(Collected data entries)
# # #

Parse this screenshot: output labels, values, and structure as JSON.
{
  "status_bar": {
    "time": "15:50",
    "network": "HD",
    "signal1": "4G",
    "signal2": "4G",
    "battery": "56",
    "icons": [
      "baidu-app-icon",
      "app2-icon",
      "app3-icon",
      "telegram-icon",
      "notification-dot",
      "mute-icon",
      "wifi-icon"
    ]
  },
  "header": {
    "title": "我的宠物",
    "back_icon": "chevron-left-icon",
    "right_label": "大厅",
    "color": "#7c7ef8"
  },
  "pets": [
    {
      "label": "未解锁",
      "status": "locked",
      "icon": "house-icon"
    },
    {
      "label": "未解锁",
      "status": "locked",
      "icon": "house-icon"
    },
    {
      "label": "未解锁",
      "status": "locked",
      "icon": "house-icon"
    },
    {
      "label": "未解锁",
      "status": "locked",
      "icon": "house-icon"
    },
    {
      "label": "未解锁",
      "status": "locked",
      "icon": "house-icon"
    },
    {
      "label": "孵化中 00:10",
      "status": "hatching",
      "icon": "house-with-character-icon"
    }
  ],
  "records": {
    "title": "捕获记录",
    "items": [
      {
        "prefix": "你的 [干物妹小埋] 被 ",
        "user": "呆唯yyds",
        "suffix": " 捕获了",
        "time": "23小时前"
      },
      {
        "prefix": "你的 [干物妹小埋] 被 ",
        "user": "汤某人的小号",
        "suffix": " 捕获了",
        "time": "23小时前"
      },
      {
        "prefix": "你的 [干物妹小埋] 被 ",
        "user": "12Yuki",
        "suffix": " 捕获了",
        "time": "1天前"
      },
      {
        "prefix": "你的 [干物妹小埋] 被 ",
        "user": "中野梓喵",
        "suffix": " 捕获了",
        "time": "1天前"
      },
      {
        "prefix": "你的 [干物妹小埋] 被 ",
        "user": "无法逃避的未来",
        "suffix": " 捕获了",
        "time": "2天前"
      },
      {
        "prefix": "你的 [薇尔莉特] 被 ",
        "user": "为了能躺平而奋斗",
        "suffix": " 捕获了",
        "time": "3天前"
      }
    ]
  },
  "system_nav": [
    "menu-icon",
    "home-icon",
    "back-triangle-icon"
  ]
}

# # #

• **Problem description**: Extract each line holding the string "time".

• **Answer for the task**:
    "time": "15:50",
        "time": "23小时前"
        "time": "23小时前"
        "time": "1天前"
        "time": "1天前"
        "time": "2天前"
        "time": "3天前"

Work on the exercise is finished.